━━━━━ Record excerpts ━━━━━
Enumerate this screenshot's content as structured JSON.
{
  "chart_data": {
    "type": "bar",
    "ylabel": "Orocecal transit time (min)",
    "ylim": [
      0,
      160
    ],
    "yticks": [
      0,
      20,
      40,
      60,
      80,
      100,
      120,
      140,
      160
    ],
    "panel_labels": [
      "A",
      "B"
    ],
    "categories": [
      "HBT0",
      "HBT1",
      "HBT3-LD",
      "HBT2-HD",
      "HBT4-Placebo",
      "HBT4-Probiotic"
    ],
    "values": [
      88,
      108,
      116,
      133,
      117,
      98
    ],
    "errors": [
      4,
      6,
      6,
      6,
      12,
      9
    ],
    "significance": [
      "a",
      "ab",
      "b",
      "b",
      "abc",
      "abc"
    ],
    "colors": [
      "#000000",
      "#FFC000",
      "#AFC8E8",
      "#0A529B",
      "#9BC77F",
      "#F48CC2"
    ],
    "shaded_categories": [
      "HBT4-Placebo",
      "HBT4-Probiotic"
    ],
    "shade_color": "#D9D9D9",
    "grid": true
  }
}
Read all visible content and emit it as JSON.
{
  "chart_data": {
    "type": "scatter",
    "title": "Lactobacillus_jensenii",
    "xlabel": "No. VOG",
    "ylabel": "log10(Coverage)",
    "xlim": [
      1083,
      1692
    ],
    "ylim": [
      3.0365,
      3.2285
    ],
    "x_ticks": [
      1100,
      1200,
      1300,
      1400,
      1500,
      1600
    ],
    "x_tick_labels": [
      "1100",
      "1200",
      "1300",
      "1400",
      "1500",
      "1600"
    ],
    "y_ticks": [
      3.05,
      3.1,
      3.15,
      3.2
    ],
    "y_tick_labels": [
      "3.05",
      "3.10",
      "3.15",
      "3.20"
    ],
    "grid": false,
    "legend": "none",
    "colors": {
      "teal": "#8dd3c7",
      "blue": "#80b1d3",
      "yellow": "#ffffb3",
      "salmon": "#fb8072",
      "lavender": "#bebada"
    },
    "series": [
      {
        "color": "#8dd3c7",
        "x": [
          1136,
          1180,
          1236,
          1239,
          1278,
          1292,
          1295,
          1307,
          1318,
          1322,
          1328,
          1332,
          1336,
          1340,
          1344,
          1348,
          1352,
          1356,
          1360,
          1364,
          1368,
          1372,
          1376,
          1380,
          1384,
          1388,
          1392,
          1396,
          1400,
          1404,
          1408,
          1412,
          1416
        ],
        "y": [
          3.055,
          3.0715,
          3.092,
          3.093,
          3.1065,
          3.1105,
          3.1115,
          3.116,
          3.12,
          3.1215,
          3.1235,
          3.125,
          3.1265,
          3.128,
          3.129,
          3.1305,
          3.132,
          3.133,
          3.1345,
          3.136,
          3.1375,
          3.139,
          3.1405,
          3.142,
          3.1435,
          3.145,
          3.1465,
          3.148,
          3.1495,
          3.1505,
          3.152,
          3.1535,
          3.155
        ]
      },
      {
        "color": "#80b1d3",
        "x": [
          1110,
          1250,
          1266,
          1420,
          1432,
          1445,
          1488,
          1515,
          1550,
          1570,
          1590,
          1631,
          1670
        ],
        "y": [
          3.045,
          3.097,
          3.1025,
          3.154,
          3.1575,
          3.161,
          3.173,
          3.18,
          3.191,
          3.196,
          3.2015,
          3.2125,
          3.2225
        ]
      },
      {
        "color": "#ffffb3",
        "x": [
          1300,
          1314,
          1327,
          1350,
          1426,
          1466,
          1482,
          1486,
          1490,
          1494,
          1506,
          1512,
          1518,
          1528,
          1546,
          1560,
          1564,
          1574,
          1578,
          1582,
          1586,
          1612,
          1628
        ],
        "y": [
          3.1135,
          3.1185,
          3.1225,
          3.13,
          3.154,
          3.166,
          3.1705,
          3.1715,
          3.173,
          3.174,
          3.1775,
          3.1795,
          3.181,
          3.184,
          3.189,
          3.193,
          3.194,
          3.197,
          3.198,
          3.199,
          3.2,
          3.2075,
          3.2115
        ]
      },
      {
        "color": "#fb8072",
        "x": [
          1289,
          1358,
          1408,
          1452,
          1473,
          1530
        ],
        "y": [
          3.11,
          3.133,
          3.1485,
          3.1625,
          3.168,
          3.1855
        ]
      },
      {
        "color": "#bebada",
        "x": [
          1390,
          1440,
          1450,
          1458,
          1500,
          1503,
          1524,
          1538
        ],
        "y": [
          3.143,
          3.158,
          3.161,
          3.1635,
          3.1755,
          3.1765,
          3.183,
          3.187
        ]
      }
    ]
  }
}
━━━━━
**Exercise brief**:
Point out every line holding the string "content" and copy it.

**Reply to the task**:
Enumerate this screenshot's content as structured JSON.
Read all visible content and emit it as JSON.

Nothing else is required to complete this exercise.